- What the task asks
Restate the complete material exactly.

(Items listed in a dataset)
------------

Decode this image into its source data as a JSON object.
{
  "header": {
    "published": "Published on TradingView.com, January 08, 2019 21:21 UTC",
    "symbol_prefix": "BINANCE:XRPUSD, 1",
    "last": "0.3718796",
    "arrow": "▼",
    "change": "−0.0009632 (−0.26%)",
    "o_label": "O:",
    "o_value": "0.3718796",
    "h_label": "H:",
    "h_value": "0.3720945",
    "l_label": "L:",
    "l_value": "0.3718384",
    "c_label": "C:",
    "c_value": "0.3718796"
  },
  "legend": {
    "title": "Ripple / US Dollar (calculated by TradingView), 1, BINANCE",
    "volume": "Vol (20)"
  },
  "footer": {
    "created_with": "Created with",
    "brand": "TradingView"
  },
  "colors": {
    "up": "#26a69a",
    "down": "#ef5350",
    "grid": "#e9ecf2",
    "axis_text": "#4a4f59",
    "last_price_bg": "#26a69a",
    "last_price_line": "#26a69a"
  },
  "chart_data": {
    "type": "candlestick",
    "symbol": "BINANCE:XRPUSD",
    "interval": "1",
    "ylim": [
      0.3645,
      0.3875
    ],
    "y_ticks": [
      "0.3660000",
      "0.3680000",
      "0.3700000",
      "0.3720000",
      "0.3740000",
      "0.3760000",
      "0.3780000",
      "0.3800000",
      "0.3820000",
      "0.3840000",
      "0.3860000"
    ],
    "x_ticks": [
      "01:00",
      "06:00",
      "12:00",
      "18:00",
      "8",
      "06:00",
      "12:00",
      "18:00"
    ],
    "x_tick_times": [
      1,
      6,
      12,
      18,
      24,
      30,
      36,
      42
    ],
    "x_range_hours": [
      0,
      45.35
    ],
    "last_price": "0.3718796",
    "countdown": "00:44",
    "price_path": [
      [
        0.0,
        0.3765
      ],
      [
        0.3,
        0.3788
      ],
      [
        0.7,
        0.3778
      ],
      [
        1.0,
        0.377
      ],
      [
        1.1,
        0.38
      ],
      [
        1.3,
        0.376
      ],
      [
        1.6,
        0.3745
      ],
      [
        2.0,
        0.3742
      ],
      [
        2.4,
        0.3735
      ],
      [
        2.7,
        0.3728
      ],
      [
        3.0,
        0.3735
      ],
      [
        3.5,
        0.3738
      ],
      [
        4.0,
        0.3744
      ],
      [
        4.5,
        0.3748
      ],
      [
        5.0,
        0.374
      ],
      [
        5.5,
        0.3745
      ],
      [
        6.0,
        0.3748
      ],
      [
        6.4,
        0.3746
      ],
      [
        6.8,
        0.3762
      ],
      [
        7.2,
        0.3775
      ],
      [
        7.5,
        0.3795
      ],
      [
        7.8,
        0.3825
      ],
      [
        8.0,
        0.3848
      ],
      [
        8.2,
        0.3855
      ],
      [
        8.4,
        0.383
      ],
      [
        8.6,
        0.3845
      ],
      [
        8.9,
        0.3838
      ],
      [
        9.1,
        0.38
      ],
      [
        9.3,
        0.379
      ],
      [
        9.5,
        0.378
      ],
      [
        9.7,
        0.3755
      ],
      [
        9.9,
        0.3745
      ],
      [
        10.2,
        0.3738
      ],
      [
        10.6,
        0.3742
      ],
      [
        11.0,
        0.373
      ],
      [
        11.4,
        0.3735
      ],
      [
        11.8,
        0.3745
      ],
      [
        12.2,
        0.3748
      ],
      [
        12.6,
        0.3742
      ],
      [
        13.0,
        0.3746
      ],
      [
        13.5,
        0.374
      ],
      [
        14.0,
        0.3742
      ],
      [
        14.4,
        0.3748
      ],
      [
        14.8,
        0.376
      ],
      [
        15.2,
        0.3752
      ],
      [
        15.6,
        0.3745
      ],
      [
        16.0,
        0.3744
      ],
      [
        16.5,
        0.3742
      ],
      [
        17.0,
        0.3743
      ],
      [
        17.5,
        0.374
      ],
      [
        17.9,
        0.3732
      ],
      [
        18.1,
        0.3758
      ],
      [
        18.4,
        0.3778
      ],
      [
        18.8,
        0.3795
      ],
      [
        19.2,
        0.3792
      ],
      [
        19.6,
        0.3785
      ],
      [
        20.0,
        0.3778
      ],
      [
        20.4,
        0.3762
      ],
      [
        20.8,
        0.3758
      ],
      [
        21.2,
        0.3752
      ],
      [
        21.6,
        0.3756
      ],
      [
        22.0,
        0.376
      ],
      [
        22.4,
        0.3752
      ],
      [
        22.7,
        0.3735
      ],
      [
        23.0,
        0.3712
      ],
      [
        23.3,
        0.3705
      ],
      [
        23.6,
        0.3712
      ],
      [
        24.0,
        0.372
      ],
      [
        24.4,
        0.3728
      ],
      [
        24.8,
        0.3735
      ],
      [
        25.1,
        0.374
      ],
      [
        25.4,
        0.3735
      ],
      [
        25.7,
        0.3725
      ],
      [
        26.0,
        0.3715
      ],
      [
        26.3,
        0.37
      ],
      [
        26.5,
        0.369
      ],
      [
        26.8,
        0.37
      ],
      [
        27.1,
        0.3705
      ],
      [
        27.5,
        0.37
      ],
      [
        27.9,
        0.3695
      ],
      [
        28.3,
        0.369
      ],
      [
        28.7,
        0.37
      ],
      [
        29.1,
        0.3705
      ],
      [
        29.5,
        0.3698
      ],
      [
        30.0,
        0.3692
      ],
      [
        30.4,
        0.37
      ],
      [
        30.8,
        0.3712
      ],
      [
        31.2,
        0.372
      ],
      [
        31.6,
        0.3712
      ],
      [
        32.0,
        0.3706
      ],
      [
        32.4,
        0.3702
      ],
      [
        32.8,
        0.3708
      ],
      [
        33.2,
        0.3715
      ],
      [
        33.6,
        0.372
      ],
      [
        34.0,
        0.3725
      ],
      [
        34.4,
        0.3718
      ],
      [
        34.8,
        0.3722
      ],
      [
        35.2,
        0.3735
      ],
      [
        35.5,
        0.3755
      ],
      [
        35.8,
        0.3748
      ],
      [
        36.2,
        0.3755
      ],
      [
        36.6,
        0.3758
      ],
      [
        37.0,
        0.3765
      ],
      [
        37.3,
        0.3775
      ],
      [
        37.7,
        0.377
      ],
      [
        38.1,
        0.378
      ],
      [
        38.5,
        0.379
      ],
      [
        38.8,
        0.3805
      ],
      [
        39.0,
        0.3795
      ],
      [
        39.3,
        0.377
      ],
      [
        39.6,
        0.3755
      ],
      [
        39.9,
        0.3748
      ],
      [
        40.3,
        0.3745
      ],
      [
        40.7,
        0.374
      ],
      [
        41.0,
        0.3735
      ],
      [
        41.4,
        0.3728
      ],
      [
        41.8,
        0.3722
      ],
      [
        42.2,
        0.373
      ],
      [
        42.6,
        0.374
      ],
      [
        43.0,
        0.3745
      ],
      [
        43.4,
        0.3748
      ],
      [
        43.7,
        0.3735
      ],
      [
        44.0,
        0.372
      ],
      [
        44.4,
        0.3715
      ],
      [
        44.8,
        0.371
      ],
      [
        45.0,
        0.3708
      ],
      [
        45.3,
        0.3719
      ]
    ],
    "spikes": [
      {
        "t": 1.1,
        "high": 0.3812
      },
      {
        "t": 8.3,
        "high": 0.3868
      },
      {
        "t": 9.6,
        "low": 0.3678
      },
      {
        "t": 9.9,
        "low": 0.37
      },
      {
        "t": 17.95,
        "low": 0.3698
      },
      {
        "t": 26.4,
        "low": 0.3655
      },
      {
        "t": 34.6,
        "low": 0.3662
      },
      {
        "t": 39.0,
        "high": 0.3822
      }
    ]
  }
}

------------

- Finished exercise
Decode this image into its source data as a JSON object.
{
  "header": {
    "published": "Published on TradingView.com, January 08, 2019 21:21 UTC",
    "symbol_prefix": "BINANCE:XRPUSD, 1",
    "last": "0.3718796",
    "arrow": "▼",
    "change": "−0.0009632 (−0.26%)",
    "o_label": "O:",
    "o_value": "0.3718796",
    "h_label": "H:",
    "h_value": "0.3720945",
    "l_label": "L:",
    "l_value": "0.3718384",
    "c_label": "C:",
    "c_value": "0.3718796"
  },
  "legend": {
    "title": "Ripple / US Dollar (calculated by TradingView), 1, BINANCE",
    "volume": "Vol (20)"
  },
  "footer": {
    "created_with": "Created with",
    "brand": "TradingView"
  },
  "colors": {
    "up": "#26a69a",
    "down": "#ef5350",
    "grid": "#e9ecf2",
    "axis_text": "#4a4f59",
    "last_price_bg": "#26a69a",
    "last_price_line": "#26a69a"
  },
  "chart_data": {
    "type": "candlestick",
    "symbol": "BINANCE:XRPUSD",
    "interval": "1",
    "ylim": [
      0.3645,
      0.3875
    ],
    "y_ticks": [
      "0.3660000",
      "0.3680000",
      "0.3700000",
      "0.3720000",
      "0.3740000",
      "0.3760000",
      "0.3780000",
      "0.3800000",
      "0.3820000",
      "0.3840000",
      "0.3860000"
    ],
    "x_ticks": [
      "01:00",
      "06:00",
      "12:00",
      "18:00",
      "8",
      "06:00",
      "12:00",
      "18:00"
    ],
    "x_tick_times": [
      1,
      6,
      12,
      18,
      24,
      30,
      36,
      42
    ],
    "x_range_hours": [
      0,
      45.35
    ],
    "last_price": "0.3718796",
    "countdown": "00:44",
    "price_path": [
      [
        0.0,
        0.3765
      ],
      [
        0.3,
        0.3788
      ],
      [
        0.7,
        0.3778
      ],
      [
        1.0,
        0.377
      ],
      [
        1.1,
        0.38
      ],
      [
        1.3,
        0.376
      ],
      [
        1.6,
        0.3745
      ],
      [
        2.0,
        0.3742
      ],
      [
        2.4,
        0.3735
      ],
      [
        2.7,
        0.3728
      ],
      [
        3.0,
        0.3735
      ],
      [
        3.5,
        0.3738
      ],
      [
        4.0,
        0.3744
      ],
      [
        4.5,
        0.3748
      ],
      [
        5.0,
        0.374
      ],
      [
        5.5,
        0.3745
      ],
      [
        6.0,
        0.3748
      ],
      [
        6.4,
        0.3746
      ],
      [
        6.8,
        0.3762
      ],
      [
        7.2,
        0.3775
      ],
      [
        7.5,
        0.3795
      ],
      [
        7.8,
        0.3825
      ],
      [
        8.0,
        0.3848
      ],
      [
        8.2,
        0.3855
      ],
      [
        8.4,
        0.383
      ],
      [
        8.6,
        0.3845
      ],
      [
        8.9,
        0.3838
      ],
      [
        9.1,
        0.38
      ],
      [
        9.3,
        0.379
      ],
      [
        9.5,
        0.378
      ],
      [
        9.7,
        0.3755
      ],
      [
        9.9,
        0.3745
      ],
      [
        10.2,
        0.3738
      ],
      [
        10.6,
        0.3742
      ],
      [
        11.0,
        0.373
      ],
      [
        11.4,
        0.3735
      ],
      [
        11.8,
        0.3745
      ],
      [
        12.2,
        0.3748
      ],
      [
        12.6,
        0.3742
      ],
      [
        13.0,
        0.3746
      ],
      [
        13.5,
        0.374
      ],
      [
        14.0,
        0.3742
      ],
      [
        14.4,
        0.3748
      ],
      [
        14.8,
        0.376
      ],
      [
        15.2,
        0.3752
      ],
      [
        15.6,
        0.3745
      ],
      [
        16.0,
        0.3744
      ],
      [
        16.5,
        0.3742
      ],
      [
        17.0,
        0.3743
      ],
      [
        17.5,
        0.374
      ],
      [
        17.9,
        0.3732
      ],
      [
        18.1,
        0.3758
      ],
      [
        18.4,
        0.3778
      ],
      [
        18.8,
        0.3795
      ],
      [
        19.2,
        0.3792
      ],
      [
        19.6,
        0.3785
      ],
      [
        20.0,
        0.3778
      ],
      [
        20.4,
        0.3762
      ],
      [
        20.8,
        0.3758
      ],
      [
        21.2,
        0.3752
      ],
      [
        21.6,
        0.3756
      ],
      [
        22.0,
        0.376
      ],
      [
        22.4,
        0.3752
      ],
      [
        22.7,
        0.3735
      ],
      [
        23.0,
        0.3712
      ],
      [
        23.3,
        0.3705
      ],
      [
        23.6,
        0.3712
      ],
      [
        24.0,
        0.372
      ],
      [
        24.4,
        0.3728
      ],
      [
        24.8,
        0.3735
      ],
      [
        25.1,
        0.374
      ],
      [
        25.4,
        0.3735
      ],
      [
        25.7,
        0.3725
      ],
      [
        26.0,
        0.3715
      ],
      [
        26.3,
        0.37
      ],
      [
        26.5,
        0.369
      ],
      [
        26.8,
        0.37
      ],
      [
        27.1,
        0.3705
      ],
      [
        27.5,
        0.37
      ],
      [
        27.9,
        0.3695
      ],
      [
        28.3,
        0.369
      ],
      [
        28.7,
        0.37
      ],
      [
        29.1,
        0.3705
      ],
      [
        29.5,
        0.3698
      ],
      [
        30.0,
        0.3692
      ],
      [
        30.4,
        0.37
      ],
      [
        30.8,
        0.3712
      ],
      [
        31.2,
        0.372
      ],
      [
        31.6,
        0.3712
      ],
      [
        32.0,
        0.3706
      ],
      [
        32.4,
        0.3702
      ],
      [
        32.8,
        0.3708
      ],
      [
        33.2,
        0.3715
      ],
      [
        33.6,
        0.372
      ],
      [
        34.0,
        0.3725
      ],
      [
        34.4,
        0.3718
      ],
      [
        34.8,
        0.3722
      ],
      [
        35.2,
        0.3735
      ],
      [
        35.5,
        0.3755
      ],
      [
        35.8,
        0.3748
      ],
      [
        36.2,
        0.3755
      ],
      [
        36.6,
        0.3758
      ],
      [
        37.0,
        0.3765
      ],
      [
        37.3,
        0.3775
      ],
      [
        37.7,
        0.377
      ],
      [
        38.1,
        0.378
      ],
      [
        38.5,
        0.379
      ],
      [
        38.8,
        0.3805
      ],
      [
        39.0,
        0.3795
      ],
      [
        39.3,
        0.377
      ],
      [
        39.6,
        0.3755
      ],
      [
        39.9,
        0.3748
      ],
      [
        40.3,
        0.3745
      ],
      [
        40.7,
        0.374
      ],
      [
        41.0,
        0.3735
      ],
      [
        41.4,
        0.3728
      ],
      [
        41.8,
        0.3722
      ],
      [
        42.2,
        0.373
      ],
      [
        42.6,
        0.374
      ],
      [
        43.0,
        0.3745
      ],
      [
        43.4,
        0.3748
      ],
      [
        43.7,
        0.3735
      ],
      [
        44.0,
        0.372
      ],
      [
        44.4,
        0.3715
      ],
      [
        44.8,
        0.371
      ],
      [
        45.0,
        0.3708
      ],
      [
        45.3,
        0.3719
      ]
    ],
    "spikes": [
      {
        "t": 1.1,
        "high": 0.3812
      },
      {
        "t": 8.3,
        "high": 0.3868
      },
      {
        "t": 9.6,
        "low": 0.3678
      },
      {
        "t": 9.9,
        "low": 0.37
      },
      {
        "t": 17.95,
        "low": 0.3698
      },
      {
        "t": 26.4,
        "low": 0.3655
      },
      {
        "t": 34.6,
        "low": 0.3662
      },
      {
        "t": 39.0,
        "high": 0.3822
      }
    ]
  }
}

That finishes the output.